--- Listed records ---
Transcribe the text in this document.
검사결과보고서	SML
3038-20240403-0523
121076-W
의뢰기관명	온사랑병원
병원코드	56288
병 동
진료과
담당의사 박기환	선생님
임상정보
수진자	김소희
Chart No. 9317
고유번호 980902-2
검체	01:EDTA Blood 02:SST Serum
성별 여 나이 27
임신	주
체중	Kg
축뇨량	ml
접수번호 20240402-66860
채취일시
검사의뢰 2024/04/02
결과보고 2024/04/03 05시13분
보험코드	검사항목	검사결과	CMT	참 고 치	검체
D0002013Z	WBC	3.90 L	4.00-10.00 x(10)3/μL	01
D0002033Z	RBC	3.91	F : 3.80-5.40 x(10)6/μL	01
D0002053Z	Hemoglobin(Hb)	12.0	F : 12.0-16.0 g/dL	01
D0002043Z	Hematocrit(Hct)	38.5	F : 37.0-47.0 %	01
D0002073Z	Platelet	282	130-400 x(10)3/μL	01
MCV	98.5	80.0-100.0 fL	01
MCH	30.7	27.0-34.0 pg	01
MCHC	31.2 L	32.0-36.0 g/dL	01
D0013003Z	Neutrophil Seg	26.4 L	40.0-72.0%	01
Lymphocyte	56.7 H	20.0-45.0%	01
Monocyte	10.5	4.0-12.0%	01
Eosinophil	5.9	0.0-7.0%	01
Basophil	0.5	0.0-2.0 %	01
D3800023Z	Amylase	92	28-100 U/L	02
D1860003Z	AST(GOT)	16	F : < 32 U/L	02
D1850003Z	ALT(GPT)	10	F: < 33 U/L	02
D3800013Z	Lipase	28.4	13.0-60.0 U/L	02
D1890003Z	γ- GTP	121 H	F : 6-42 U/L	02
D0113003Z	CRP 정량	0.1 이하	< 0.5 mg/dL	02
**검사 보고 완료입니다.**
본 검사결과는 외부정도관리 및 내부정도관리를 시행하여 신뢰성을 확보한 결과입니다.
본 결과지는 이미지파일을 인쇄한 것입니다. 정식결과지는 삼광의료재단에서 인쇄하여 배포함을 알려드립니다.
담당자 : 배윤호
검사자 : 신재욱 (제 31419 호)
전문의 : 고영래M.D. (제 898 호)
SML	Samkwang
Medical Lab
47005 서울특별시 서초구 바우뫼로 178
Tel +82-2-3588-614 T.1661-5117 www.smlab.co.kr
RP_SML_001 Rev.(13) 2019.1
---
Goal. Repeat the material above exactly.

Response to this task.
Transcribe the text in this document.
검사결과보고서	SML
3038-20240403-0523
121076-W
의뢰기관명	온사랑병원
병원코드	56288
병 동
진료과
담당의사 박기환	선생님
임상정보
수진자	김소희
Chart No. 9317
고유번호 980902-2
검체	01:EDTA Blood 02:SST Serum
성별 여 나이 27
임신	주
체중	Kg
축뇨량	ml
접수번호 20240402-66860
채취일시
검사의뢰 2024/04/02
결과보고 2024/04/03 05시13분
보험코드	검사항목	검사결과	CMT	참 고 치	검체
D0002013Z	WBC	3.90 L	4.00-10.00 x(10)3/μL	01
D0002033Z	RBC	3.91	F : 3.80-5.40 x(10)6/μL	01
D0002053Z	Hemoglobin(Hb)	12.0	F : 12.0-16.0 g/dL	01
D0002043Z	Hematocrit(Hct)	38.5	F : 37.0-47.0 %	01
D0002073Z	Platelet	282	130-400 x(10)3/μL	01
MCV	98.5	80.0-100.0 fL	01
MCH	30.7	27.0-34.0 pg	01
MCHC	31.2 L	32.0-36.0 g/dL	01
D0013003Z	Neutrophil Seg	26.4 L	40.0-72.0%	01
Lymphocyte	56.7 H	20.0-45.0%	01
Monocyte	10.5	4.0-12.0%	01
Eosinophil	5.9	0.0-7.0%	01
Basophil	0.5	0.0-2.0 %	01
D3800023Z	Amylase	92	28-100 U/L	02
D1860003Z	AST(GOT)	16	F : < 32 U/L	02
D1850003Z	ALT(GPT)	10	F: < 33 U/L	02
D3800013Z	Lipase	28.4	13.0-60.0 U/L	02
D1890003Z	γ- GTP	121 H	F : 6-42 U/L	02
D0113003Z	CRP 정량	0.1 이하	< 0.5 mg/dL	02
**검사 보고 완료입니다.**
본 검사결과는 외부정도관리 및 내부정도관리를 시행하여 신뢰성을 확보한 결과입니다.
본 결과지는 이미지파일을 인쇄한 것입니다. 정식결과지는 삼광의료재단에서 인쇄하여 배포함을 알려드립니다.
담당자 : 배윤호
검사자 : 신재욱 (제 31419 호)
전문의 : 고영래M.D. (제 898 호)
SML	Samkwang
Medical Lab
47005 서울특별시 서초구 바우뫼로 178
Tel +82-2-3588-614 T.1661-5117 www.smlab.co.kr
RP_SML_001 Rev.(13) 2019.1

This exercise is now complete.